→ Problem to solve: Return every one of the rows below word for word, without changing anything.

→ Excerpted records:
* * *

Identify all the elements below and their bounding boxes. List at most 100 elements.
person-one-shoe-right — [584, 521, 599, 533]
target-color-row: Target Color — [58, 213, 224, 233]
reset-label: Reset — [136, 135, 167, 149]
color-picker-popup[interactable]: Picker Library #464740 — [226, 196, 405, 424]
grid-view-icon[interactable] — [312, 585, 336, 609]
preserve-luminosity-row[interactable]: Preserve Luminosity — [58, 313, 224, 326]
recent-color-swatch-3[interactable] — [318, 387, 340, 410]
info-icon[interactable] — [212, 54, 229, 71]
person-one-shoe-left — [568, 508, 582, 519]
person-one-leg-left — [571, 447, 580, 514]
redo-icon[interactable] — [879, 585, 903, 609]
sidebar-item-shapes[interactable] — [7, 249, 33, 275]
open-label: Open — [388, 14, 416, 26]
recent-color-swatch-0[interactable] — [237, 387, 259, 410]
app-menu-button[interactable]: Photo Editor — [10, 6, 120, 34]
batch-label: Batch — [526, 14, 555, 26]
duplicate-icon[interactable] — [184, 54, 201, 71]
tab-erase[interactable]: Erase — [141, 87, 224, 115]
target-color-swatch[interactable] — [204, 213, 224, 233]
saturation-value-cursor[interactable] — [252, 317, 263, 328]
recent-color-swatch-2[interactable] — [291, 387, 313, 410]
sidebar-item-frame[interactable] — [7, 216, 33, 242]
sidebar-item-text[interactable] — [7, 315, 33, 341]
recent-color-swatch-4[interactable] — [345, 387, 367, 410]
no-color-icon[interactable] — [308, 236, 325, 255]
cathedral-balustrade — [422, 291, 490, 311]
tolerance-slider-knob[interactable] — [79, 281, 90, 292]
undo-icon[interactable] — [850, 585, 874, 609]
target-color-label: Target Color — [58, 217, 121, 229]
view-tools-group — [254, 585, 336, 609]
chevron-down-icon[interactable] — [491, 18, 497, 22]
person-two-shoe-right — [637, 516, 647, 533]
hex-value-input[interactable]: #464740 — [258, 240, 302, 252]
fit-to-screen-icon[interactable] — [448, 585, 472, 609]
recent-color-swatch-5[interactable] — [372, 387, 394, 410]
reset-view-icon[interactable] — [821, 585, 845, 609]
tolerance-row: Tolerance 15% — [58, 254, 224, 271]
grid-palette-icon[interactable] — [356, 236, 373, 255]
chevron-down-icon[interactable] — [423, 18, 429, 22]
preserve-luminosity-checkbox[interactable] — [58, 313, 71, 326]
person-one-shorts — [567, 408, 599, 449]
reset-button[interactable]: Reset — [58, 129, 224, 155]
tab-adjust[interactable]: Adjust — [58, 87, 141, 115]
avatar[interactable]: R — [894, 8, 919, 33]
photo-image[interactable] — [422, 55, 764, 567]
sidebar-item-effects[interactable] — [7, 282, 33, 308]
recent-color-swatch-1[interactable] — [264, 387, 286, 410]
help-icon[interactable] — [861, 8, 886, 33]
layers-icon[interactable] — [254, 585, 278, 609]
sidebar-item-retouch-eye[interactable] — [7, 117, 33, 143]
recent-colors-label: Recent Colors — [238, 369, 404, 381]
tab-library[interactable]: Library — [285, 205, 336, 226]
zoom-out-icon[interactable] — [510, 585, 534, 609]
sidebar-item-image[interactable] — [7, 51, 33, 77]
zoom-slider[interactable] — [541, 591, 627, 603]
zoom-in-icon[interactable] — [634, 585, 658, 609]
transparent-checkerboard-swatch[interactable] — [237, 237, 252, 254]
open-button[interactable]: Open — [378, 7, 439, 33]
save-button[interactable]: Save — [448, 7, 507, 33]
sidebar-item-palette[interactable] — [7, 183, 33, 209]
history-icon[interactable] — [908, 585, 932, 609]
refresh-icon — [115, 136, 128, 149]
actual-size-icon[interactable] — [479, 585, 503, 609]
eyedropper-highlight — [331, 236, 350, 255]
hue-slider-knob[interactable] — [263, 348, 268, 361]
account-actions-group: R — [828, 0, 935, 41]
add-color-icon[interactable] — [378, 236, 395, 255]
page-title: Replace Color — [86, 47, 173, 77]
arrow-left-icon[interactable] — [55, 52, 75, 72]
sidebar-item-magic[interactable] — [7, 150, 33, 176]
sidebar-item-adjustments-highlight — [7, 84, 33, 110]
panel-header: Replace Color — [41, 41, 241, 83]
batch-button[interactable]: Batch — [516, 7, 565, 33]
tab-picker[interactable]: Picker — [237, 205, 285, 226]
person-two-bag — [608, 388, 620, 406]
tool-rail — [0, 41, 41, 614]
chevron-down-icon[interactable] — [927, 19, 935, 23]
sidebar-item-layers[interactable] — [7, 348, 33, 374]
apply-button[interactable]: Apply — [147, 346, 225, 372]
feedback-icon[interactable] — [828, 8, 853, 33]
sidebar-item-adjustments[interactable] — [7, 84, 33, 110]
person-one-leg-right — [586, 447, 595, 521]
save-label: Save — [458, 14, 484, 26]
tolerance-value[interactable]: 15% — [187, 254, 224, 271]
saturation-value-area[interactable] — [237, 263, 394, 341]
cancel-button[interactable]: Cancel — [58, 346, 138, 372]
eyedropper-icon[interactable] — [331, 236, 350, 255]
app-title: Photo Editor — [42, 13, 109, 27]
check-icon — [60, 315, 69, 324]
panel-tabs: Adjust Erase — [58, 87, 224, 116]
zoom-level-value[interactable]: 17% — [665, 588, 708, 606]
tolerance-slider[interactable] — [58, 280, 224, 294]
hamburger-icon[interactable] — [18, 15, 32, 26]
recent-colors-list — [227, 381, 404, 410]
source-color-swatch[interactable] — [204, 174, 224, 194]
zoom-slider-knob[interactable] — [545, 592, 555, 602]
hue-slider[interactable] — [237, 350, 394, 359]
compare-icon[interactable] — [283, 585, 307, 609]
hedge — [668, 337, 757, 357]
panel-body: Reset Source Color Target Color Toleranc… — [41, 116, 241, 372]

* * *

→ Exercise result:
Identify all the elements below and their bounding boxes. List at most 100 elements.
person-one-shoe-right — [584, 521, 599, 533]
target-color-row: Target Color — [58, 213, 224, 233]
reset-label: Reset — [136, 135, 167, 149]
color-picker-popup[interactable]: Picker Library #464740 — [226, 196, 405, 424]
grid-view-icon[interactable] — [312, 585, 336, 609]
preserve-luminosity-row[interactable]: Preserve Luminosity — [58, 313, 224, 326]
recent-color-swatch-3[interactable] — [318, 387, 340, 410]
info-icon[interactable] — [212, 54, 229, 71]
person-one-shoe-left — [568, 508, 582, 519]
person-one-leg-left — [571, 447, 580, 514]
redo-icon[interactable] — [879, 585, 903, 609]
sidebar-item-shapes[interactable] — [7, 249, 33, 275]
open-label: Open — [388, 14, 416, 26]
recent-color-swatch-0[interactable] — [237, 387, 259, 410]
app-menu-button[interactable]: Photo Editor — [10, 6, 120, 34]
batch-label: Batch — [526, 14, 555, 26]
duplicate-icon[interactable] — [184, 54, 201, 71]
tab-erase[interactable]: Erase — [141, 87, 224, 115]
target-color-swatch[interactable] — [204, 213, 224, 233]
saturation-value-cursor[interactable] — [252, 317, 263, 328]
recent-color-swatch-2[interactable] — [291, 387, 313, 410]
sidebar-item-frame[interactable] — [7, 216, 33, 242]
sidebar-item-text[interactable] — [7, 315, 33, 341]
recent-color-swatch-4[interactable] — [345, 387, 367, 410]
no-color-icon[interactable] — [308, 236, 325, 255]
cathedral-balustrade — [422, 291, 490, 311]
tolerance-slider-knob[interactable] — [79, 281, 90, 292]
undo-icon[interactable] — [850, 585, 874, 609]
target-color-label: Target Color — [58, 217, 121, 229]
view-tools-group — [254, 585, 336, 609]
chevron-down-icon[interactable] — [491, 18, 497, 22]
person-two-shoe-right — [637, 516, 647, 533]
hex-value-input[interactable]: #464740 — [258, 240, 302, 252]
fit-to-screen-icon[interactable] — [448, 585, 472, 609]
recent-color-swatch-5[interactable] — [372, 387, 394, 410]
reset-view-icon[interactable] — [821, 585, 845, 609]
tolerance-row: Tolerance 15% — [58, 254, 224, 271]
grid-palette-icon[interactable] — [356, 236, 373, 255]
chevron-down-icon[interactable] — [423, 18, 429, 22]
preserve-luminosity-checkbox[interactable] — [58, 313, 71, 326]
person-one-shorts — [567, 408, 599, 449]
reset-button[interactable]: Reset — [58, 129, 224, 155]
tab-adjust[interactable]: Adjust — [58, 87, 141, 115]
avatar[interactable]: R — [894, 8, 919, 33]
photo-image[interactable] — [422, 55, 764, 567]
sidebar-item-effects[interactable] — [7, 282, 33, 308]
recent-color-swatch-1[interactable] — [264, 387, 286, 410]
help-icon[interactable] — [861, 8, 886, 33]
layers-icon[interactable] — [254, 585, 278, 609]
sidebar-item-retouch-eye[interactable] — [7, 117, 33, 143]
recent-colors-label: Recent Colors — [238, 369, 404, 381]
tab-library[interactable]: Library — [285, 205, 336, 226]
zoom-out-icon[interactable] — [510, 585, 534, 609]
sidebar-item-image[interactable] — [7, 51, 33, 77]
zoom-slider[interactable] — [541, 591, 627, 603]
zoom-in-icon[interactable] — [634, 585, 658, 609]
transparent-checkerboard-swatch[interactable] — [237, 237, 252, 254]
open-button[interactable]: Open — [378, 7, 439, 33]
save-button[interactable]: Save — [448, 7, 507, 33]
sidebar-item-palette[interactable] — [7, 183, 33, 209]
history-icon[interactable] — [908, 585, 932, 609]
refresh-icon — [115, 136, 128, 149]
actual-size-icon[interactable] — [479, 585, 503, 609]
eyedropper-highlight — [331, 236, 350, 255]
hue-slider-knob[interactable] — [263, 348, 268, 361]
account-actions-group: R — [828, 0, 935, 41]
add-color-icon[interactable] — [378, 236, 395, 255]
page-title: Replace Color — [86, 47, 173, 77]
arrow-left-icon[interactable] — [55, 52, 75, 72]
sidebar-item-magic[interactable] — [7, 150, 33, 176]
sidebar-item-adjustments-highlight — [7, 84, 33, 110]
panel-header: Replace Color — [41, 41, 241, 83]
batch-button[interactable]: Batch — [516, 7, 565, 33]
tab-picker[interactable]: Picker — [237, 205, 285, 226]
person-two-bag — [608, 388, 620, 406]
tool-rail — [0, 41, 41, 614]
chevron-down-icon[interactable] — [927, 19, 935, 23]
sidebar-item-layers[interactable] — [7, 348, 33, 374]
apply-button[interactable]: Apply — [147, 346, 225, 372]
feedback-icon[interactable] — [828, 8, 853, 33]
sidebar-item-adjustments[interactable] — [7, 84, 33, 110]
person-one-leg-right — [586, 447, 595, 521]
save-label: Save — [458, 14, 484, 26]
tolerance-value[interactable]: 15% — [187, 254, 224, 271]
saturation-value-area[interactable] — [237, 263, 394, 341]
cancel-button[interactable]: Cancel — [58, 346, 138, 372]
eyedropper-icon[interactable] — [331, 236, 350, 255]
app-title: Photo Editor — [42, 13, 109, 27]
check-icon — [60, 315, 69, 324]
panel-tabs: Adjust Erase — [58, 87, 224, 116]
zoom-level-value[interactable]: 17% — [665, 588, 708, 606]
tolerance-slider[interactable] — [58, 280, 224, 294]
hamburger-icon[interactable] — [18, 15, 32, 26]
recent-colors-list — [227, 381, 404, 410]
source-color-swatch[interactable] — [204, 174, 224, 194]
zoom-slider-knob[interactable] — [545, 592, 555, 602]
hue-slider[interactable] — [237, 350, 394, 359]
compare-icon[interactable] — [283, 585, 307, 609]
hedge — [668, 337, 757, 357]
panel-body: Reset Source Color Target Color Toleranc… — [41, 116, 241, 372]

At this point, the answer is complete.